What you are asked to do. Transcribe the records exactly. Pictures do not belong in the transcription.

Dataset rows.
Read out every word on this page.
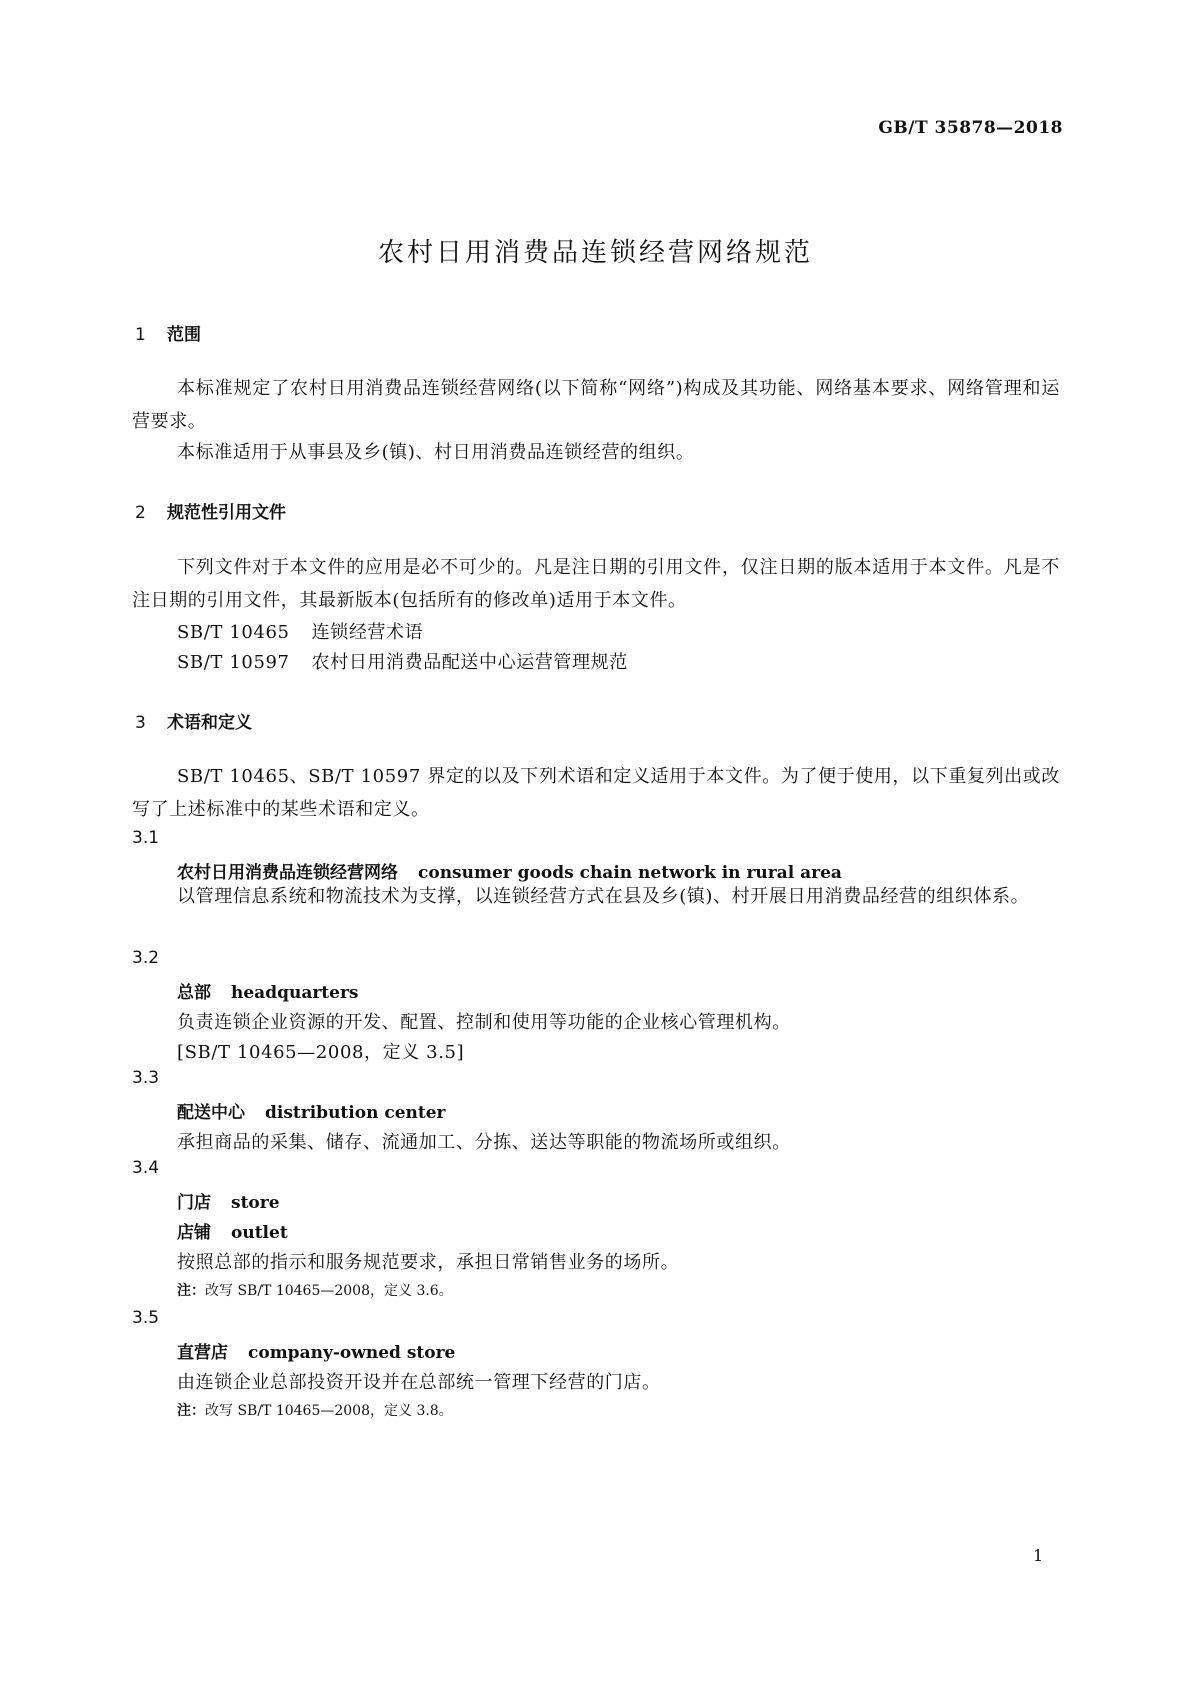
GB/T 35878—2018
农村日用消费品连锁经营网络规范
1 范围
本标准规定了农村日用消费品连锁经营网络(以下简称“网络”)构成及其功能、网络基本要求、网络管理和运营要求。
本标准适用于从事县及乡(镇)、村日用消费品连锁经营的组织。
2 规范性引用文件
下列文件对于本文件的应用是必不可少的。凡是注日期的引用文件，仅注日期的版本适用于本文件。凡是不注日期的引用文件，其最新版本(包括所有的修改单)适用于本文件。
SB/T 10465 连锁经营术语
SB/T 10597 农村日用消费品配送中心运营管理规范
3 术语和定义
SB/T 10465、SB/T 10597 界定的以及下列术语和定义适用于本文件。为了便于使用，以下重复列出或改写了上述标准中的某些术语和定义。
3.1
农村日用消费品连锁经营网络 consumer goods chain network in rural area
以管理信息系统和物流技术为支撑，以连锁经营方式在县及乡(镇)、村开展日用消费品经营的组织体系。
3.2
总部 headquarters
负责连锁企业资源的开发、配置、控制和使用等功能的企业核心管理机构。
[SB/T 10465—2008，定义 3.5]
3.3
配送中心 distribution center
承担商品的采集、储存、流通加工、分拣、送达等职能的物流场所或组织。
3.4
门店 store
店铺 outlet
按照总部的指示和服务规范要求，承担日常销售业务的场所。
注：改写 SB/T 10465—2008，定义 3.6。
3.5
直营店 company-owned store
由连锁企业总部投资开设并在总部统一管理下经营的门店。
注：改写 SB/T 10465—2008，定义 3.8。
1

Full response.
Read out every word on this page.
GB/T 35878—2018
农村日用消费品连锁经营网络规范
1 范围
本标准规定了农村日用消费品连锁经营网络(以下简称“网络”)构成及其功能、网络基本要求、网络管理和运营要求。
本标准适用于从事县及乡(镇)、村日用消费品连锁经营的组织。
2 规范性引用文件
下列文件对于本文件的应用是必不可少的。凡是注日期的引用文件，仅注日期的版本适用于本文件。凡是不注日期的引用文件，其最新版本(包括所有的修改单)适用于本文件。
SB/T 10465 连锁经营术语
SB/T 10597 农村日用消费品配送中心运营管理规范
3 术语和定义
SB/T 10465、SB/T 10597 界定的以及下列术语和定义适用于本文件。为了便于使用，以下重复列出或改写了上述标准中的某些术语和定义。
3.1
农村日用消费品连锁经营网络 consumer goods chain network in rural area
以管理信息系统和物流技术为支撑，以连锁经营方式在县及乡(镇)、村开展日用消费品经营的组织体系。
3.2
总部 headquarters
负责连锁企业资源的开发、配置、控制和使用等功能的企业核心管理机构。
[SB/T 10465—2008，定义 3.5]
3.3
配送中心 distribution center
承担商品的采集、储存、流通加工、分拣、送达等职能的物流场所或组织。
3.4
门店 store
店铺 outlet
按照总部的指示和服务规范要求，承担日常销售业务的场所。
注：改写 SB/T 10465—2008，定义 3.6。
3.5
直营店 company-owned store
由连锁企业总部投资开设并在总部统一管理下经营的门店。
注：改写 SB/T 10465—2008，定义 3.8。
1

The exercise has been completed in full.